Aim of the exercise
Take from the listing each line that has the string "depth".

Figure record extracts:
● ● ● ● ●
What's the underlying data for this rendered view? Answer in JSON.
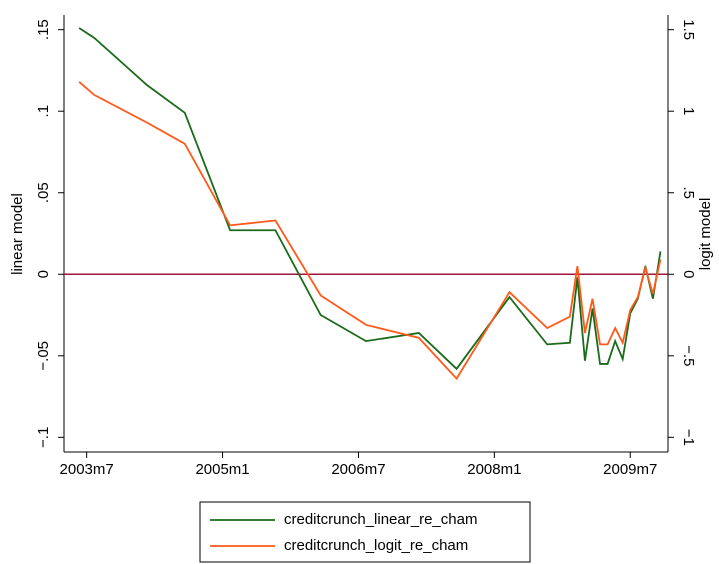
{
  "chart_data": {
    "type": "line",
    "y_label": "linear model",
    "y2_label": "logit model",
    "x": [
      "2003m6",
      "2003m8",
      "2004m3",
      "2004m8",
      "2005m2",
      "2005m8",
      "2006m2",
      "2006m8",
      "2007m3",
      "2007m8",
      "2008m3",
      "2008m8",
      "2008m11",
      "2008m12",
      "2009m1",
      "2009m2",
      "2009m3",
      "2009m4",
      "2009m5",
      "2009m6",
      "2009m7",
      "2009m8",
      "2009m9",
      "2009m10",
      "2009m11"
    ],
    "series": [
      {
        "name": "creditcrunch_linear_re_cham",
        "color": "#1a6b1a",
        "values": [
          0.151,
          0.145,
          0.116,
          0.099,
          0.027,
          0.027,
          -0.025,
          -0.041,
          -0.036,
          -0.058,
          -0.014,
          -0.043,
          -0.042,
          -0.002,
          -0.053,
          -0.021,
          -0.055,
          -0.055,
          -0.041,
          -0.052,
          -0.024,
          -0.015,
          0.005,
          -0.015,
          0.014
        ]
      },
      {
        "name": "creditcrunch_logit_re_cham",
        "color": "#ff5a1a",
        "axis": "y2",
        "values": [
          1.18,
          1.1,
          0.93,
          0.8,
          0.3,
          0.33,
          -0.13,
          -0.31,
          -0.39,
          -0.64,
          -0.11,
          -0.33,
          -0.26,
          0.05,
          -0.36,
          -0.15,
          -0.43,
          -0.43,
          -0.33,
          -0.42,
          -0.22,
          -0.14,
          0.04,
          -0.12,
          0.09
        ]
      }
    ],
    "xlim": [
      "2003m4",
      "2009m12"
    ],
    "xticks": [
      "2003m7",
      "2005m1",
      "2006m7",
      "2008m1",
      "2009m7"
    ],
    "ylim": [
      -0.109,
      0.159
    ],
    "yticks": [
      {
        "value": -0.1,
        "label": "−.1"
      },
      {
        "value": -0.05,
        "label": "−.05"
      },
      0,
      {
        "value": 0.05,
        "label": ".05"
      },
      {
        "value": 0.1,
        "label": ".1"
      },
      {
        "value": 0.15,
        "label": ".15"
      }
    ],
    "y2lim": [
      -1.09,
      1.59
    ],
    "y2ticks": [
      {
        "value": -1,
        "label": "−1"
      },
      {
        "value": -0.5,
        "label": "−.5"
      },
      0,
      {
        "value": 0.5,
        "label": ".5"
      },
      1,
      {
        "value": 1.5,
        "label": "1.5"
      }
    ],
    "reference_line": {
      "value": 0,
      "color": "#a0153e"
    },
    "legend": "bottom"
  }
}
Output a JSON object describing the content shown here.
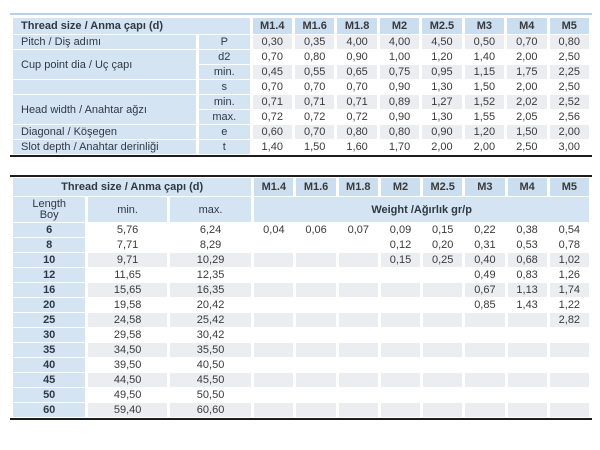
{
  "colors": {
    "header_blue": "#cbdeef",
    "cell_blue": "#d5e4f2",
    "stripe_gray": "#ebedf1",
    "top_rule_blue": "#b9d1e7",
    "dark_rule": "#1d1d1d"
  },
  "spec_table": {
    "title": "Thread size / Anma çapı (d)",
    "size_columns": [
      "M1.4",
      "M1.6",
      "M1.8",
      "M2",
      "M2.5",
      "M3",
      "M4",
      "M5"
    ],
    "rows": [
      {
        "key": "pitch",
        "label": "Pitch / Diş adımı",
        "label_rowspan": 1,
        "param": "P",
        "shaded": true,
        "values": [
          "0,30",
          "0,35",
          "4,00",
          "4,00",
          "4,50",
          "0,50",
          "0,70",
          "0,80"
        ]
      },
      {
        "key": "cup-point-d2",
        "label": "Cup point dia / Uç çapı",
        "label_rowspan": 2,
        "param": "d2",
        "shaded": false,
        "values": [
          "0,70",
          "0,80",
          "0,90",
          "1,00",
          "1,20",
          "1,40",
          "2,00",
          "2,50"
        ]
      },
      {
        "key": "cup-point-min",
        "label": null,
        "param": "min.",
        "shaded": true,
        "values": [
          "0,45",
          "0,55",
          "0,65",
          "0,75",
          "0,95",
          "1,15",
          "1,75",
          "2,25"
        ]
      },
      {
        "key": "s",
        "label": "",
        "label_rowspan": 1,
        "param": "s",
        "shaded": false,
        "values": [
          "0,70",
          "0,70",
          "0,70",
          "0,90",
          "1,30",
          "1,50",
          "2,00",
          "2,50"
        ]
      },
      {
        "key": "head-width-min",
        "label": "Head width / Anahtar ağzı",
        "label_rowspan": 2,
        "param": "min.",
        "shaded": true,
        "values": [
          "0,71",
          "0,71",
          "0,71",
          "0,89",
          "1,27",
          "1,52",
          "2,02",
          "2,52"
        ]
      },
      {
        "key": "head-width-max",
        "label": null,
        "param": "max.",
        "shaded": false,
        "values": [
          "0,72",
          "0,72",
          "0,72",
          "0,90",
          "1,30",
          "1,55",
          "2,05",
          "2,56"
        ]
      },
      {
        "key": "diagonal",
        "label": "Diagonal / Köşegen",
        "label_rowspan": 1,
        "param": "e",
        "shaded": true,
        "values": [
          "0,60",
          "0,70",
          "0,80",
          "0,80",
          "0,90",
          "1,20",
          "1,50",
          "2,00"
        ]
      },
      {
        "key": "slot-depth",
        "label": "Slot depth / Anahtar derinliği",
        "label_rowspan": 1,
        "param": "t",
        "shaded": false,
        "values": [
          "1,40",
          "1,50",
          "1,60",
          "1,70",
          "2,00",
          "2,00",
          "2,50",
          "3,00"
        ]
      }
    ]
  },
  "length_table": {
    "title": "Thread size / Anma çapı (d)",
    "size_columns": [
      "M1.4",
      "M1.6",
      "M1.8",
      "M2",
      "M2.5",
      "M3",
      "M4",
      "M5"
    ],
    "length_label_en": "Length",
    "length_label_tr": "Boy",
    "min_header": "min.",
    "max_header": "max.",
    "weight_header": "Weight /Ağırlık gr/p",
    "rows": [
      {
        "length": "6",
        "min": "5,76",
        "max": "6,24",
        "shaded": false,
        "weights": [
          "0,04",
          "0,06",
          "0,07",
          "0,09",
          "0,15",
          "0,22",
          "0,38",
          "0,54"
        ]
      },
      {
        "length": "8",
        "min": "7,71",
        "max": "8,29",
        "shaded": false,
        "weights": [
          "",
          "",
          "",
          "0,12",
          "0,20",
          "0,31",
          "0,53",
          "0,78"
        ]
      },
      {
        "length": "10",
        "min": "9,71",
        "max": "10,29",
        "shaded": true,
        "weights": [
          "",
          "",
          "",
          "0,15",
          "0,25",
          "0,40",
          "0,68",
          "1,02"
        ]
      },
      {
        "length": "12",
        "min": "11,65",
        "max": "12,35",
        "shaded": false,
        "weights": [
          "",
          "",
          "",
          "",
          "",
          "0,49",
          "0,83",
          "1,26"
        ]
      },
      {
        "length": "16",
        "min": "15,65",
        "max": "16,35",
        "shaded": true,
        "weights": [
          "",
          "",
          "",
          "",
          "",
          "0,67",
          "1,13",
          "1,74"
        ]
      },
      {
        "length": "20",
        "min": "19,58",
        "max": "20,42",
        "shaded": false,
        "weights": [
          "",
          "",
          "",
          "",
          "",
          "0,85",
          "1,43",
          "1,22"
        ]
      },
      {
        "length": "25",
        "min": "24,58",
        "max": "25,42",
        "shaded": true,
        "weights": [
          "",
          "",
          "",
          "",
          "",
          "",
          "",
          "2,82"
        ]
      },
      {
        "length": "30",
        "min": "29,58",
        "max": "30,42",
        "shaded": false,
        "weights": [
          "",
          "",
          "",
          "",
          "",
          "",
          "",
          ""
        ]
      },
      {
        "length": "35",
        "min": "34,50",
        "max": "35,50",
        "shaded": true,
        "weights": [
          "",
          "",
          "",
          "",
          "",
          "",
          "",
          ""
        ]
      },
      {
        "length": "40",
        "min": "39,50",
        "max": "40,50",
        "shaded": false,
        "weights": [
          "",
          "",
          "",
          "",
          "",
          "",
          "",
          ""
        ]
      },
      {
        "length": "45",
        "min": "44,50",
        "max": "45,50",
        "shaded": true,
        "weights": [
          "",
          "",
          "",
          "",
          "",
          "",
          "",
          ""
        ]
      },
      {
        "length": "50",
        "min": "49,50",
        "max": "50,50",
        "shaded": false,
        "weights": [
          "",
          "",
          "",
          "",
          "",
          "",
          "",
          ""
        ]
      },
      {
        "length": "60",
        "min": "59,40",
        "max": "60,60",
        "shaded": true,
        "weights": [
          "",
          "",
          "",
          "",
          "",
          "",
          "",
          ""
        ]
      }
    ]
  }
}
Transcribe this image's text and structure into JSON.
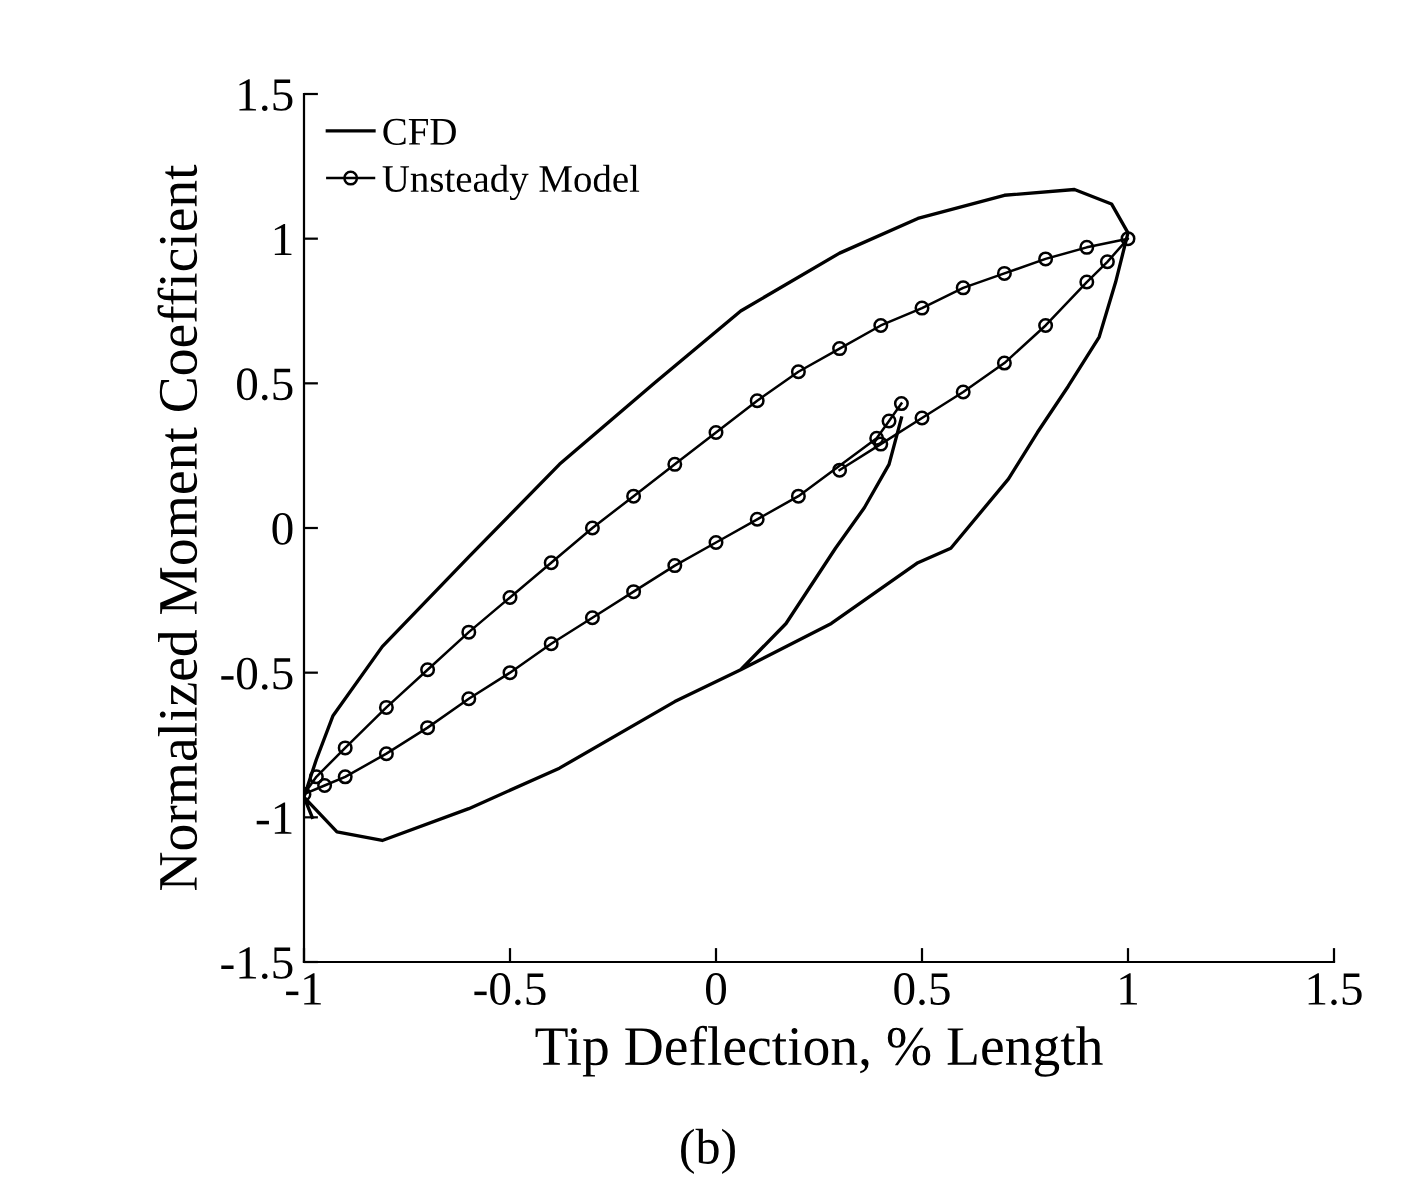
{
  "chart_data": {
    "type": "line",
    "xlabel": "Tip Deflection, % Length",
    "ylabel": "Normalized Moment Coefficient",
    "xlim": [
      -1,
      1.5
    ],
    "xticks": [
      -1,
      -0.5,
      0,
      0.5,
      1,
      1.5
    ],
    "ylim": [
      -1.5,
      1.5
    ],
    "yticks": [
      -1.5,
      -1,
      -0.5,
      0,
      0.5,
      1,
      1.5
    ],
    "grid": false,
    "legend": "top left",
    "annotations": [
      "(b)"
    ],
    "series": [
      {
        "name": "CFD",
        "color": "#000000",
        "marker": "none",
        "x": [
          0.45,
          0.42,
          0.36,
          0.29,
          0.17,
          0.06,
          -0.1,
          -0.38,
          -0.6,
          -0.81,
          -0.92,
          -1.0,
          -0.97,
          -0.93,
          -0.81,
          -0.6,
          -0.38,
          -0.15,
          0.06,
          0.3,
          0.49,
          0.7,
          0.87,
          0.96,
          1.0,
          0.97,
          0.93,
          0.855,
          0.78,
          0.71,
          0.57,
          0.49,
          0.28,
          0.06,
          -0.1,
          -0.38,
          -0.6,
          -0.81,
          -0.92,
          -1.0,
          -0.98
        ],
        "values": [
          0.38,
          0.22,
          0.07,
          -0.07,
          -0.33,
          -0.49,
          -0.6,
          -0.83,
          -0.97,
          -1.08,
          -1.05,
          -0.93,
          -0.8,
          -0.65,
          -0.41,
          -0.1,
          0.22,
          0.5,
          0.75,
          0.95,
          1.07,
          1.15,
          1.17,
          1.12,
          1.02,
          0.85,
          0.66,
          0.49,
          0.33,
          0.17,
          -0.07,
          -0.12,
          -0.33,
          -0.49,
          -0.6,
          -0.83,
          -0.97,
          -1.08,
          -1.05,
          -0.93,
          -1.0
        ]
      },
      {
        "name": "Unsteady Model",
        "color": "#000000",
        "marker": "circle",
        "x": [
          0.45,
          0.42,
          0.39,
          0.2,
          0.1,
          0.0,
          -0.1,
          -0.2,
          -0.3,
          -0.4,
          -0.5,
          -0.6,
          -0.7,
          -0.8,
          -0.9,
          -0.95,
          -1.0,
          -0.97,
          -0.9,
          -0.8,
          -0.7,
          -0.6,
          -0.5,
          -0.4,
          -0.3,
          -0.2,
          -0.1,
          0.0,
          0.1,
          0.2,
          0.3,
          0.4,
          0.5,
          0.6,
          0.7,
          0.8,
          0.9,
          1.0,
          0.95,
          0.9,
          0.8,
          0.7,
          0.6,
          0.5,
          0.4,
          0.3
        ],
        "values": [
          0.43,
          0.37,
          0.31,
          0.11,
          0.03,
          -0.05,
          -0.13,
          -0.22,
          -0.31,
          -0.4,
          -0.5,
          -0.59,
          -0.69,
          -0.78,
          -0.86,
          -0.89,
          -0.92,
          -0.86,
          -0.76,
          -0.62,
          -0.49,
          -0.36,
          -0.24,
          -0.12,
          0.0,
          0.11,
          0.22,
          0.33,
          0.44,
          0.54,
          0.62,
          0.7,
          0.76,
          0.83,
          0.88,
          0.93,
          0.97,
          1.0,
          0.92,
          0.85,
          0.7,
          0.57,
          0.47,
          0.38,
          0.29,
          0.2
        ]
      }
    ]
  }
}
● ● ● ● ●
Answer to this exercise
        "key": "slot-depth",
        "label": "Slot depth / Anahtar derinliği",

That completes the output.